▶ [Problem to solve]: Extract the entries in their exact form.

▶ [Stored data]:
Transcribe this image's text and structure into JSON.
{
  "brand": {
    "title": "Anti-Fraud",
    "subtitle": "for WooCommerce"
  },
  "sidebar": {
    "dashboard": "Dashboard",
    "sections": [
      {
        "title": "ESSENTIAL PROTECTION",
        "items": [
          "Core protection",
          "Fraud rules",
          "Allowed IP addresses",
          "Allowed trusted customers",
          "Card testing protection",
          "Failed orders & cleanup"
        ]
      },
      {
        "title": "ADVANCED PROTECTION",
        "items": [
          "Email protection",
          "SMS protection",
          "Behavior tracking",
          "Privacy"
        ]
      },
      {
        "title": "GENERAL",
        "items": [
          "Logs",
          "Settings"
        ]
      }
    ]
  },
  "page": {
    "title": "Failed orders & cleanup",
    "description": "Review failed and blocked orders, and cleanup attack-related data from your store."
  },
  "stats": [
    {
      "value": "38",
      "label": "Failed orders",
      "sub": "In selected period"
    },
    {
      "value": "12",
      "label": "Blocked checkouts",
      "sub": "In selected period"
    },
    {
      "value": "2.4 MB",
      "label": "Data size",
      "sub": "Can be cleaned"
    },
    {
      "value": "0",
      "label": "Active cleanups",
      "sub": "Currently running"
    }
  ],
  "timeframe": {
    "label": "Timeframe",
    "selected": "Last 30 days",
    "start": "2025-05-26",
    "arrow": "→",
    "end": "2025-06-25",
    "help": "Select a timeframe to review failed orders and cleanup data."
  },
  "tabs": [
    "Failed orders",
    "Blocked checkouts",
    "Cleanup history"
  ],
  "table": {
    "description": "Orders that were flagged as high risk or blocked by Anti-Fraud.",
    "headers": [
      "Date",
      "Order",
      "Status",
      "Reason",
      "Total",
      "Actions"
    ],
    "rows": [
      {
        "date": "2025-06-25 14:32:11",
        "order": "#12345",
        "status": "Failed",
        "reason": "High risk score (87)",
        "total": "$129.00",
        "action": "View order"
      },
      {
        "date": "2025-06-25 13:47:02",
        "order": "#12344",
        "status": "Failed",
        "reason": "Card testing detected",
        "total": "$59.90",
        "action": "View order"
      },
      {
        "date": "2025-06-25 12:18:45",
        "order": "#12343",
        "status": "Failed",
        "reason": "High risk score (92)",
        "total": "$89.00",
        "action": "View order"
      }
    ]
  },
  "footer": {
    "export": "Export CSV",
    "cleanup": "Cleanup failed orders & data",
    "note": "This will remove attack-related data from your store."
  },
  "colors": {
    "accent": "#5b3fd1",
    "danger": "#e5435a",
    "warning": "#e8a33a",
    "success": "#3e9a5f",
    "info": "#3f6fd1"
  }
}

▶ [Result of this exercise]:
Transcribe this image's text and structure into JSON.
{
  "brand": {
    "title": "Anti-Fraud",
    "subtitle": "for WooCommerce"
  },
  "sidebar": {
    "dashboard": "Dashboard",
    "sections": [
      {
        "title": "ESSENTIAL PROTECTION",
        "items": [
          "Core protection",
          "Fraud rules",
          "Allowed IP addresses",
          "Allowed trusted customers",
          "Card testing protection",
          "Failed orders & cleanup"
        ]
      },
      {
        "title": "ADVANCED PROTECTION",
        "items": [
          "Email protection",
          "SMS protection",
          "Behavior tracking",
          "Privacy"
        ]
      },
      {
        "title": "GENERAL",
        "items": [
          "Logs",
          "Settings"
        ]
      }
    ]
  },
  "page": {
    "title": "Failed orders & cleanup",
    "description": "Review failed and blocked orders, and cleanup attack-related data from your store."
  },
  "stats": [
    {
      "value": "38",
      "label": "Failed orders",
      "sub": "In selected period"
    },
    {
      "value": "12",
      "label": "Blocked checkouts",
      "sub": "In selected period"
    },
    {
      "value": "2.4 MB",
      "label": "Data size",
      "sub": "Can be cleaned"
    },
    {
      "value": "0",
      "label": "Active cleanups",
      "sub": "Currently running"
    }
  ],
  "timeframe": {
    "label": "Timeframe",
    "selected": "Last 30 days",
    "start": "2025-05-26",
    "arrow": "→",
    "end": "2025-06-25",
    "help": "Select a timeframe to review failed orders and cleanup data."
  },
  "tabs": [
    "Failed orders",
    "Blocked checkouts",
    "Cleanup history"
  ],
  "table": {
    "description": "Orders that were flagged as high risk or blocked by Anti-Fraud.",
    "headers": [
      "Date",
      "Order",
      "Status",
      "Reason",
      "Total",
      "Actions"
    ],
    "rows": [
      {
        "date": "2025-06-25 14:32:11",
        "order": "#12345",
        "status": "Failed",
        "reason": "High risk score (87)",
        "total": "$129.00",
        "action": "View order"
      },
      {
        "date": "2025-06-25 13:47:02",
        "order": "#12344",
        "status": "Failed",
        "reason": "Card testing detected",
        "total": "$59.90",
        "action": "View order"
      },
      {
        "date": "2025-06-25 12:18:45",
        "order": "#12343",
        "status": "Failed",
        "reason": "High risk score (92)",
        "total": "$89.00",
        "action": "View order"
      }
    ]
  },
  "footer": {
    "export": "Export CSV",
    "cleanup": "Cleanup failed orders & data",
    "note": "This will remove attack-related data from your store."
  },
  "colors": {
    "accent": "#5b3fd1",
    "danger": "#e5435a",
    "warning": "#e8a33a",
    "success": "#3e9a5f",
    "info": "#3f6fd1"
  }
}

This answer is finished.